Required task
Write out the material exactly. Do not include the pictures.

Stored records
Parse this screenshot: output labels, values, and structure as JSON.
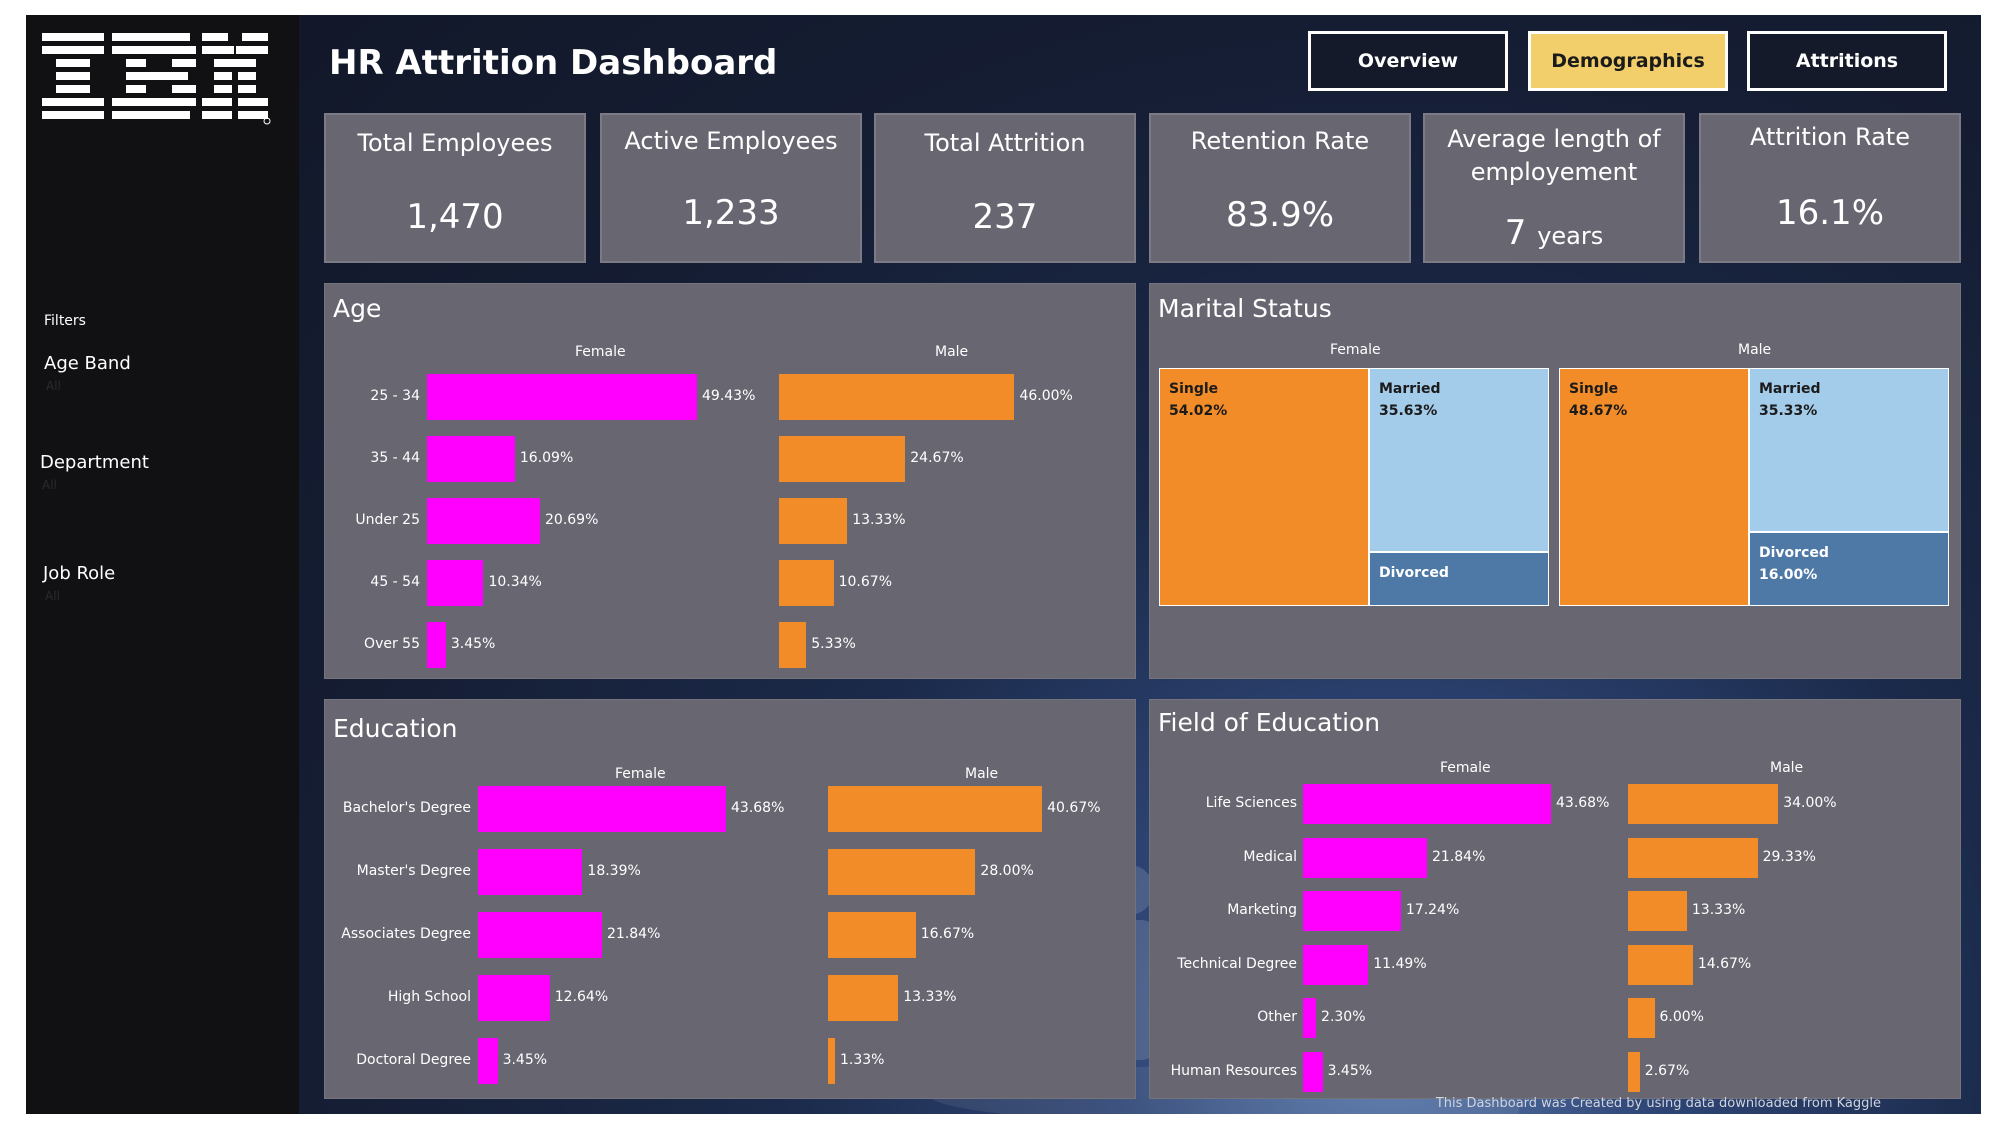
{
  "brand": {
    "logo_text": "IBM",
    "accent_female": "#ff00ff",
    "accent_male": "#f28c28",
    "active_tab": "#f2cf6b"
  },
  "header": {
    "title": "HR Attrition Dashboard"
  },
  "nav": {
    "overview": "Overview",
    "demographics": "Demographics",
    "attritions": "Attritions"
  },
  "filters": {
    "heading": "Filters",
    "age_band": {
      "label": "Age Band",
      "value": "All"
    },
    "department": {
      "label": "Department",
      "value": "All"
    },
    "job_role": {
      "label": "Job Role",
      "value": "All"
    }
  },
  "kpis": {
    "total_employees": {
      "label": "Total Employees",
      "value": "1,470"
    },
    "active_employees": {
      "label": "Active Employees",
      "value": "1,233"
    },
    "total_attrition": {
      "label": "Total Attrition",
      "value": "237"
    },
    "retention_rate": {
      "label": "Retention Rate",
      "value": "83.9%"
    },
    "avg_length": {
      "label_line1": "Average length of",
      "label_line2": "employement",
      "value": "7",
      "unit": "years"
    },
    "attrition_rate": {
      "label": "Attrition Rate",
      "value": "16.1%"
    }
  },
  "common": {
    "female": "Female",
    "male": "Male"
  },
  "panels": {
    "age": {
      "title": "Age"
    },
    "marital": {
      "title": "Marital Status"
    },
    "education": {
      "title": "Education"
    },
    "field": {
      "title": "Field of Education"
    }
  },
  "chart_data": [
    {
      "type": "bar",
      "title": "Age",
      "categories": [
        "25 - 34",
        "35 - 44",
        "Under 25",
        "45 - 54",
        "Over 55"
      ],
      "series": [
        {
          "name": "Female",
          "values": [
            49.43,
            16.09,
            20.69,
            10.34,
            3.45
          ],
          "labels": [
            "49.43%",
            "16.09%",
            "20.69%",
            "10.34%",
            "3.45%"
          ]
        },
        {
          "name": "Male",
          "values": [
            46.0,
            24.67,
            13.33,
            10.67,
            5.33
          ],
          "labels": [
            "46.00%",
            "24.67%",
            "13.33%",
            "10.67%",
            "5.33%"
          ]
        }
      ]
    },
    {
      "type": "treemap",
      "title": "Marital Status",
      "groups": [
        {
          "name": "Female",
          "items": [
            {
              "name": "Single",
              "value": 54.02,
              "label": "54.02%"
            },
            {
              "name": "Married",
              "value": 35.63,
              "label": "35.63%"
            },
            {
              "name": "Divorced",
              "value": 10.35,
              "label": ""
            }
          ]
        },
        {
          "name": "Male",
          "items": [
            {
              "name": "Single",
              "value": 48.67,
              "label": "48.67%"
            },
            {
              "name": "Married",
              "value": 35.33,
              "label": "35.33%"
            },
            {
              "name": "Divorced",
              "value": 16.0,
              "label": "16.00%"
            }
          ]
        }
      ]
    },
    {
      "type": "bar",
      "title": "Education",
      "categories": [
        "Bachelor's Degree",
        "Master's Degree",
        "Associates Degree",
        "High School",
        "Doctoral Degree"
      ],
      "series": [
        {
          "name": "Female",
          "values": [
            43.68,
            18.39,
            21.84,
            12.64,
            3.45
          ],
          "labels": [
            "43.68%",
            "18.39%",
            "21.84%",
            "12.64%",
            "3.45%"
          ]
        },
        {
          "name": "Male",
          "values": [
            40.67,
            28.0,
            16.67,
            13.33,
            1.33
          ],
          "labels": [
            "40.67%",
            "28.00%",
            "16.67%",
            "13.33%",
            "1.33%"
          ]
        }
      ]
    },
    {
      "type": "bar",
      "title": "Field of Education",
      "categories": [
        "Life Sciences",
        "Medical",
        "Marketing",
        "Technical Degree",
        "Other",
        "Human Resources"
      ],
      "series": [
        {
          "name": "Female",
          "values": [
            43.68,
            21.84,
            17.24,
            11.49,
            2.3,
            3.45
          ],
          "labels": [
            "43.68%",
            "21.84%",
            "17.24%",
            "11.49%",
            "2.30%",
            "3.45%"
          ]
        },
        {
          "name": "Male",
          "values": [
            34.0,
            29.33,
            13.33,
            14.67,
            6.0,
            2.67
          ],
          "labels": [
            "34.00%",
            "29.33%",
            "13.33%",
            "14.67%",
            "6.00%",
            "2.67%"
          ]
        }
      ]
    }
  ],
  "footer": {
    "text": "This Dashboard was Created by using data downloaded from Kaggle"
  }
}
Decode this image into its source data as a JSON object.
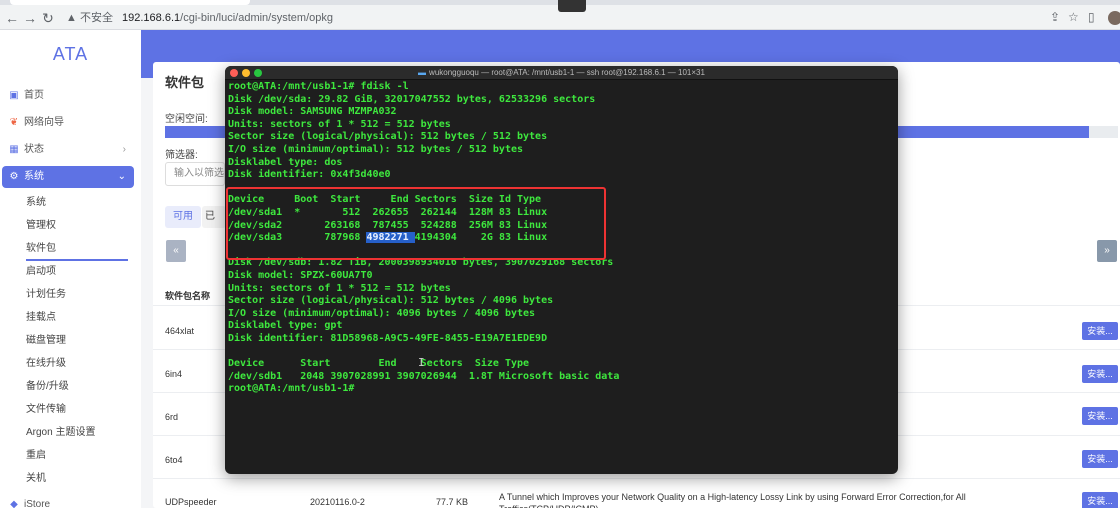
{
  "browser": {
    "insecure_label": "不安全",
    "url_host": "192.168.6.1",
    "url_path": "/cgi-bin/luci/admin/system/opkg"
  },
  "sidebar": {
    "logo": "ATA",
    "items": [
      {
        "label": "首页",
        "icon": "dashboard-icon"
      },
      {
        "label": "网络向导",
        "icon": "wizard-icon"
      },
      {
        "label": "状态",
        "icon": "grid-icon"
      },
      {
        "label": "系统",
        "icon": "gear-icon"
      }
    ],
    "subitems": [
      "系统",
      "管理权",
      "软件包",
      "启动项",
      "计划任务",
      "挂载点",
      "磁盘管理",
      "在线升级",
      "备份/升级",
      "文件传输",
      "Argon 主题设置",
      "重启",
      "关机"
    ],
    "bottom_item": "iStore"
  },
  "main": {
    "title": "软件包",
    "free_space_label": "空闲空间:",
    "free_space_fill": 0.97,
    "filter_label": "筛选器:",
    "filter_placeholder": "输入以筛选...",
    "tabs": [
      "可用",
      "已安装"
    ],
    "pager_prev": "«",
    "pager_next": "»",
    "col_name": "软件包名称",
    "packages": [
      "464xlat",
      "6in4",
      "6rd",
      "6to4",
      "UDPspeeder"
    ],
    "install_label": "安装...",
    "last_row": {
      "version": "20210116.0-2",
      "size": "77.7 KB",
      "desc": "A Tunnel which Improves your Network Quality on a High-latency Lossy Link by using Forward Error Correction,for All Traffics(TCP/UDP/ICMP)"
    }
  },
  "terminal": {
    "title": "wukongguoqu — root@ATA: /mnt/usb1-1 — ssh root@192.168.6.1 — 101×31",
    "lines": [
      "root@ATA:/mnt/usb1-1# fdisk -l",
      "Disk /dev/sda: 29.82 GiB, 32017047552 bytes, 62533296 sectors",
      "Disk model: SAMSUNG MZMPA032",
      "Units: sectors of 1 * 512 = 512 bytes",
      "Sector size (logical/physical): 512 bytes / 512 bytes",
      "I/O size (minimum/optimal): 512 bytes / 512 bytes",
      "Disklabel type: dos",
      "Disk identifier: 0x4f3d40e0",
      "",
      "Device     Boot  Start     End Sectors  Size Id Type",
      "/dev/sda1  *       512  262655  262144  128M 83 Linux",
      "/dev/sda2       263168  787455  524288  256M 83 Linux",
      "",
      "",
      "Disk /dev/sdb: 1.82 TiB, 2000398934016 bytes, 3907029168 sectors",
      "Disk model: SPZX-60UA7T0",
      "Units: sectors of 1 * 512 = 512 bytes",
      "Sector size (logical/physical): 512 bytes / 4096 bytes",
      "I/O size (minimum/optimal): 4096 bytes / 4096 bytes",
      "Disklabel type: gpt",
      "Disk identifier: 81D58968-A9C5-49FE-8455-E19A7E1EDE9D",
      "",
      "Device      Start        End    Sectors  Size Type",
      "/dev/sdb1   2048 3907028991 3907026944  1.8T Microsoft basic data",
      "root@ATA:/mnt/usb1-1#"
    ],
    "sda3_prefix": "/dev/sda3       787968 ",
    "sda3_selected": "4982271 ",
    "sda3_suffix": "4194304    2G 83 Linux"
  }
}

Full solution
Parse this screenshot: output labels, values, and structure as JSON.
{
  "brand": {
    "logo_text": "IBM",
    "accent_female": "#ff00ff",
    "accent_male": "#f28c28",
    "active_tab": "#f2cf6b"
  },
  "header": {
    "title": "HR Attrition Dashboard"
  },
  "nav": {
    "overview": "Overview",
    "demographics": "Demographics",
    "attritions": "Attritions"
  },
  "filters": {
    "heading": "Filters",
    "age_band": {
      "label": "Age Band",
      "value": "All"
    },
    "department": {
      "label": "Department",
      "value": "All"
    },
    "job_role": {
      "label": "Job Role",
      "value": "All"
    }
  },
  "kpis": {
    "total_employees": {
      "label": "Total Employees",
      "value": "1,470"
    },
    "active_employees": {
      "label": "Active Employees",
      "value": "1,233"
    },
    "total_attrition": {
      "label": "Total Attrition",
      "value": "237"
    },
    "retention_rate": {
      "label": "Retention Rate",
      "value": "83.9%"
    },
    "avg_length": {
      "label_line1": "Average length of",
      "label_line2": "employement",
      "value": "7",
      "unit": "years"
    },
    "attrition_rate": {
      "label": "Attrition Rate",
      "value": "16.1%"
    }
  },
  "common": {
    "female": "Female",
    "male": "Male"
  },
  "panels": {
    "age": {
      "title": "Age"
    },
    "marital": {
      "title": "Marital Status"
    },
    "education": {
      "title": "Education"
    },
    "field": {
      "title": "Field of Education"
    }
  },
  "chart_data": [
    {
      "type": "bar",
      "title": "Age",
      "categories": [
        "25 - 34",
        "35 - 44",
        "Under 25",
        "45 - 54",
        "Over 55"
      ],
      "series": [
        {
          "name": "Female",
          "values": [
            49.43,
            16.09,
            20.69,
            10.34,
            3.45
          ],
          "labels": [
            "49.43%",
            "16.09%",
            "20.69%",
            "10.34%",
            "3.45%"
          ]
        },
        {
          "name": "Male",
          "values": [
            46.0,
            24.67,
            13.33,
            10.67,
            5.33
          ],
          "labels": [
            "46.00%",
            "24.67%",
            "13.33%",
            "10.67%",
            "5.33%"
          ]
        }
      ]
    },
    {
      "type": "treemap",
      "title": "Marital Status",
      "groups": [
        {
          "name": "Female",
          "items": [
            {
              "name": "Single",
              "value": 54.02,
              "label": "54.02%"
            },
            {
              "name": "Married",
              "value": 35.63,
              "label": "35.63%"
            },
            {
              "name": "Divorced",
              "value": 10.35,
              "label": ""
            }
          ]
        },
        {
          "name": "Male",
          "items": [
            {
              "name": "Single",
              "value": 48.67,
              "label": "48.67%"
            },
            {
              "name": "Married",
              "value": 35.33,
              "label": "35.33%"
            },
            {
              "name": "Divorced",
              "value": 16.0,
              "label": "16.00%"
            }
          ]
        }
      ]
    },
    {
      "type": "bar",
      "title": "Education",
      "categories": [
        "Bachelor's Degree",
        "Master's Degree",
        "Associates Degree",
        "High School",
        "Doctoral Degree"
      ],
      "series": [
        {
          "name": "Female",
          "values": [
            43.68,
            18.39,
            21.84,
            12.64,
            3.45
          ],
          "labels": [
            "43.68%",
            "18.39%",
            "21.84%",
            "12.64%",
            "3.45%"
          ]
        },
        {
          "name": "Male",
          "values": [
            40.67,
            28.0,
            16.67,
            13.33,
            1.33
          ],
          "labels": [
            "40.67%",
            "28.00%",
            "16.67%",
            "13.33%",
            "1.33%"
          ]
        }
      ]
    },
    {
      "type": "bar",
      "title": "Field of Education",
      "categories": [
        "Life Sciences",
        "Medical",
        "Marketing",
        "Technical Degree",
        "Other",
        "Human Resources"
      ],
      "series": [
        {
          "name": "Female",
          "values": [
            43.68,
            21.84,
            17.24,
            11.49,
            2.3,
            3.45
          ],
          "labels": [
            "43.68%",
            "21.84%",
            "17.24%",
            "11.49%",
            "2.30%",
            "3.45%"
          ]
        },
        {
          "name": "Male",
          "values": [
            34.0,
            29.33,
            13.33,
            14.67,
            6.0,
            2.67
          ],
          "labels": [
            "34.00%",
            "29.33%",
            "13.33%",
            "14.67%",
            "6.00%",
            "2.67%"
          ]
        }
      ]
    }
  ],
  "footer": {
    "text": "This Dashboard was Created by using data downloaded from Kaggle"
  }
}
Decode this image into its source data as a JSON object.
{
  "browser": {
    "insecure_label": "不安全",
    "url_host": "192.168.6.1",
    "url_path": "/cgi-bin/luci/admin/system/opkg"
  },
  "sidebar": {
    "logo": "ATA",
    "items": [
      {
        "label": "首页",
        "icon": "dashboard-icon"
      },
      {
        "label": "网络向导",
        "icon": "wizard-icon"
      },
      {
        "label": "状态",
        "icon": "grid-icon"
      },
      {
        "label": "系统",
        "icon": "gear-icon"
      }
    ],
    "subitems": [
      "系统",
      "管理权",
      "软件包",
      "启动项",
      "计划任务",
      "挂载点",
      "磁盘管理",
      "在线升级",
      "备份/升级",
      "文件传输",
      "Argon 主题设置",
      "重启",
      "关机"
    ],
    "bottom_item": "iStore"
  },
  "main": {
    "title": "软件包",
    "free_space_label": "空闲空间:",
    "free_space_fill": 0.97,
    "filter_label": "筛选器:",
    "filter_placeholder": "输入以筛选...",
    "tabs": [
      "可用",
      "已安装"
    ],
    "pager_prev": "«",
    "pager_next": "»",
    "col_name": "软件包名称",
    "packages": [
      "464xlat",
      "6in4",
      "6rd",
      "6to4",
      "UDPspeeder"
    ],
    "install_label": "安装...",
    "last_row": {
      "version": "20210116.0-2",
      "size": "77.7 KB",
      "desc": "A Tunnel which Improves your Network Quality on a High-latency Lossy Link by using Forward Error Correction,for All Traffics(TCP/UDP/ICMP)"
    }
  },
  "terminal": {
    "title": "wukongguoqu — root@ATA: /mnt/usb1-1 — ssh root@192.168.6.1 — 101×31",
    "lines": [
      "root@ATA:/mnt/usb1-1# fdisk -l",
      "Disk /dev/sda: 29.82 GiB, 32017047552 bytes, 62533296 sectors",
      "Disk model: SAMSUNG MZMPA032",
      "Units: sectors of 1 * 512 = 512 bytes",
      "Sector size (logical/physical): 512 bytes / 512 bytes",
      "I/O size (minimum/optimal): 512 bytes / 512 bytes",
      "Disklabel type: dos",
      "Disk identifier: 0x4f3d40e0",
      "",
      "Device     Boot  Start     End Sectors  Size Id Type",
      "/dev/sda1  *       512  262655  262144  128M 83 Linux",
      "/dev/sda2       263168  787455  524288  256M 83 Linux",
      "",
      "",
      "Disk /dev/sdb: 1.82 TiB, 2000398934016 bytes, 3907029168 sectors",
      "Disk model: SPZX-60UA7T0",
      "Units: sectors of 1 * 512 = 512 bytes",
      "Sector size (logical/physical): 512 bytes / 4096 bytes",
      "I/O size (minimum/optimal): 4096 bytes / 4096 bytes",
      "Disklabel type: gpt",
      "Disk identifier: 81D58968-A9C5-49FE-8455-E19A7E1EDE9D",
      "",
      "Device      Start        End    Sectors  Size Type",
      "/dev/sdb1   2048 3907028991 3907026944  1.8T Microsoft basic data",
      "root@ATA:/mnt/usb1-1#"
    ],
    "sda3_prefix": "/dev/sda3       787968 ",
    "sda3_selected": "4982271 ",
    "sda3_suffix": "4194304    2G 83 Linux"
  }
}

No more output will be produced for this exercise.